Task to carry out = Check every line below for the string "Aricha", and copy the lines that contain it.

─── Information supplied

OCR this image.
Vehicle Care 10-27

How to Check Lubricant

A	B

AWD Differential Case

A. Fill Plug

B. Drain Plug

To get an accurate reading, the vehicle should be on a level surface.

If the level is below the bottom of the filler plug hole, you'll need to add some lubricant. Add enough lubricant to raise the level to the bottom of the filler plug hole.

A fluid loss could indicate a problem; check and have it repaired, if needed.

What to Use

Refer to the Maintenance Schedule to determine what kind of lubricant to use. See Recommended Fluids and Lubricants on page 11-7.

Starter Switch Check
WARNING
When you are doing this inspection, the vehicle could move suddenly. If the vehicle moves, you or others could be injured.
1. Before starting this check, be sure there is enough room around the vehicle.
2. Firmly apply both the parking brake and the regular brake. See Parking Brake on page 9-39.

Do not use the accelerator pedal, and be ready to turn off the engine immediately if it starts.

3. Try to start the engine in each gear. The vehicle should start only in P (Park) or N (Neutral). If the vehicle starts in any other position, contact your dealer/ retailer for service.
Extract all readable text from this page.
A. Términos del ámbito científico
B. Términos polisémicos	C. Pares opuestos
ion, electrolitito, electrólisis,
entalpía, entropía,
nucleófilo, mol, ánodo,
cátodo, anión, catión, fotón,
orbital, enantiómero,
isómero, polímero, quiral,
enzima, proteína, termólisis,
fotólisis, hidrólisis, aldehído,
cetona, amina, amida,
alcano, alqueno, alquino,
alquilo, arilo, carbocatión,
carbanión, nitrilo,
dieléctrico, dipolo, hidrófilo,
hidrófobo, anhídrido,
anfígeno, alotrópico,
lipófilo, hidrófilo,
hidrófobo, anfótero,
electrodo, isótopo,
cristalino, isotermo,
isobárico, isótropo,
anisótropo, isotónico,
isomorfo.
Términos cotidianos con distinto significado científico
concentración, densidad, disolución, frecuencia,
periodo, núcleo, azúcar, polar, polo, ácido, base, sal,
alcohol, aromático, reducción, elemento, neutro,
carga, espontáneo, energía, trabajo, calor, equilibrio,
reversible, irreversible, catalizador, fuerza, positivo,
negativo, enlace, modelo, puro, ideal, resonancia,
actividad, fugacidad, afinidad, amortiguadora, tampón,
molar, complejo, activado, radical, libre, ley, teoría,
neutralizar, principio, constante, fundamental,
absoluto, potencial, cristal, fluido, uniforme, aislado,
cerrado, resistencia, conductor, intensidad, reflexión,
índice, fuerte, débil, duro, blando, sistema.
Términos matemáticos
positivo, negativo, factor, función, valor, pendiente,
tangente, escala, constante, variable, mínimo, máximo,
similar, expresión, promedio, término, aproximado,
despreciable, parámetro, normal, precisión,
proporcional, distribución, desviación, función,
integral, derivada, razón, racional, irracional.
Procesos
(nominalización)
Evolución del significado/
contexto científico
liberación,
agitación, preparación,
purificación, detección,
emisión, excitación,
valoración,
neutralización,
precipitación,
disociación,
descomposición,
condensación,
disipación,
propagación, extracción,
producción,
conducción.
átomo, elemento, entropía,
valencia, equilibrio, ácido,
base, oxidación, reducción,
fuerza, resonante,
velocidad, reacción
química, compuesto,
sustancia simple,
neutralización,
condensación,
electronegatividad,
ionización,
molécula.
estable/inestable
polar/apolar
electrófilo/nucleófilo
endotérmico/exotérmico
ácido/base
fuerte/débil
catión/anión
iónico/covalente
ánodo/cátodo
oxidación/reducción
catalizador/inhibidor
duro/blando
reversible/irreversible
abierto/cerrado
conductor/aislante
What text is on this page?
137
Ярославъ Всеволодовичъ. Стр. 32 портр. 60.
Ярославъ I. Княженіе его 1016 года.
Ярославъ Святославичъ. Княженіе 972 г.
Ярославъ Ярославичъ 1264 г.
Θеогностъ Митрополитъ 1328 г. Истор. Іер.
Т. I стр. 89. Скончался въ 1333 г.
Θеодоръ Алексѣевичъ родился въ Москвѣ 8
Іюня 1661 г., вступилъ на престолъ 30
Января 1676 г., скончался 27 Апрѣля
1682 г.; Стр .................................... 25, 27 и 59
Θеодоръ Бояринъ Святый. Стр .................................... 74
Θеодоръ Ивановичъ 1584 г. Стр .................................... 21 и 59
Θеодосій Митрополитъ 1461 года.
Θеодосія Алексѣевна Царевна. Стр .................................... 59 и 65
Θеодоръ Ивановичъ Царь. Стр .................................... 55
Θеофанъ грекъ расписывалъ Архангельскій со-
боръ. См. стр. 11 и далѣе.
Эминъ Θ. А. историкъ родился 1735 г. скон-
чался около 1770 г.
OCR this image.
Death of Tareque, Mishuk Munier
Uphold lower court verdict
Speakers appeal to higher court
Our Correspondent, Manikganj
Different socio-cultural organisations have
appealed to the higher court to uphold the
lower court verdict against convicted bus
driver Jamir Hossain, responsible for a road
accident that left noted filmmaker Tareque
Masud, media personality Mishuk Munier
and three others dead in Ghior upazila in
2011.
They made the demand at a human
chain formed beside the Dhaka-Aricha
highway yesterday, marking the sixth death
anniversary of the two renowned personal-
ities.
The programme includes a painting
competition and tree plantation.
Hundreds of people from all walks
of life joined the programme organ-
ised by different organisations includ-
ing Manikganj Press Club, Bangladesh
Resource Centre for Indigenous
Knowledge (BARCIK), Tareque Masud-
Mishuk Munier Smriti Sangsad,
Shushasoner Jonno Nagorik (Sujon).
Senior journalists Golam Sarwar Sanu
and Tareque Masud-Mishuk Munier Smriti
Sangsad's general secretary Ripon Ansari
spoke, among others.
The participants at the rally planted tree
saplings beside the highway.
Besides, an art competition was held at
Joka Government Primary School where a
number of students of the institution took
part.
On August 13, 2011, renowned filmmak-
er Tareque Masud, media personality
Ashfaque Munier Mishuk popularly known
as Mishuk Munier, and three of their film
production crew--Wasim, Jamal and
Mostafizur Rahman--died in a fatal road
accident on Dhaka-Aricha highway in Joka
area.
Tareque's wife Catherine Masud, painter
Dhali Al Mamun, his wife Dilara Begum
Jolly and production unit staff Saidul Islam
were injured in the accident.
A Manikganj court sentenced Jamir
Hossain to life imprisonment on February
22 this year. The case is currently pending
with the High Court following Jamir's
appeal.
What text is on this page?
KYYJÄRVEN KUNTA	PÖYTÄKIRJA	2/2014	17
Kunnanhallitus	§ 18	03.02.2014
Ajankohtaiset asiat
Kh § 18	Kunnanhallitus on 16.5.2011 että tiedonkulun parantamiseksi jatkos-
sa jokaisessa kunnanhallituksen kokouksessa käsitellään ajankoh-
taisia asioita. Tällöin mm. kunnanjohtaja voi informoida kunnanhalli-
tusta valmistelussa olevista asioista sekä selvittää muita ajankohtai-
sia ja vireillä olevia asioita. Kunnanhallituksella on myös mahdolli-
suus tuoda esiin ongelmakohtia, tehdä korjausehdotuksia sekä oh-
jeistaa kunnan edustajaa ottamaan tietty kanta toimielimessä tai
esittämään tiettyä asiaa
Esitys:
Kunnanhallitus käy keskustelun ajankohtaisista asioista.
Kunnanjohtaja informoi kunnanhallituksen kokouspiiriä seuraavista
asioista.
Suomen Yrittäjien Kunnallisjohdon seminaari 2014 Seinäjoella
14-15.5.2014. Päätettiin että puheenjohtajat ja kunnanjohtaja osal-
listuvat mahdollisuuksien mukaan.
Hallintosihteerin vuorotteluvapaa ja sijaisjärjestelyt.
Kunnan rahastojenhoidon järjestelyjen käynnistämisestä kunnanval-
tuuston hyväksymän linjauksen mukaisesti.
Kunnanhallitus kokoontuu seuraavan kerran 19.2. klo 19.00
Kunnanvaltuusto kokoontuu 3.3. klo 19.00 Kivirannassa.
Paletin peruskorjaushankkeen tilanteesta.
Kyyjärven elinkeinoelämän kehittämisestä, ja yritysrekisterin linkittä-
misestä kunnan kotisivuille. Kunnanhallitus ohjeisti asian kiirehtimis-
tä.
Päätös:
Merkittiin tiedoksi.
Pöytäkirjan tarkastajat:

──────

Answer for this exercise =
chain formed beside the Dhaka-Aricha
accident on Dhaka-Aricha highway in Joka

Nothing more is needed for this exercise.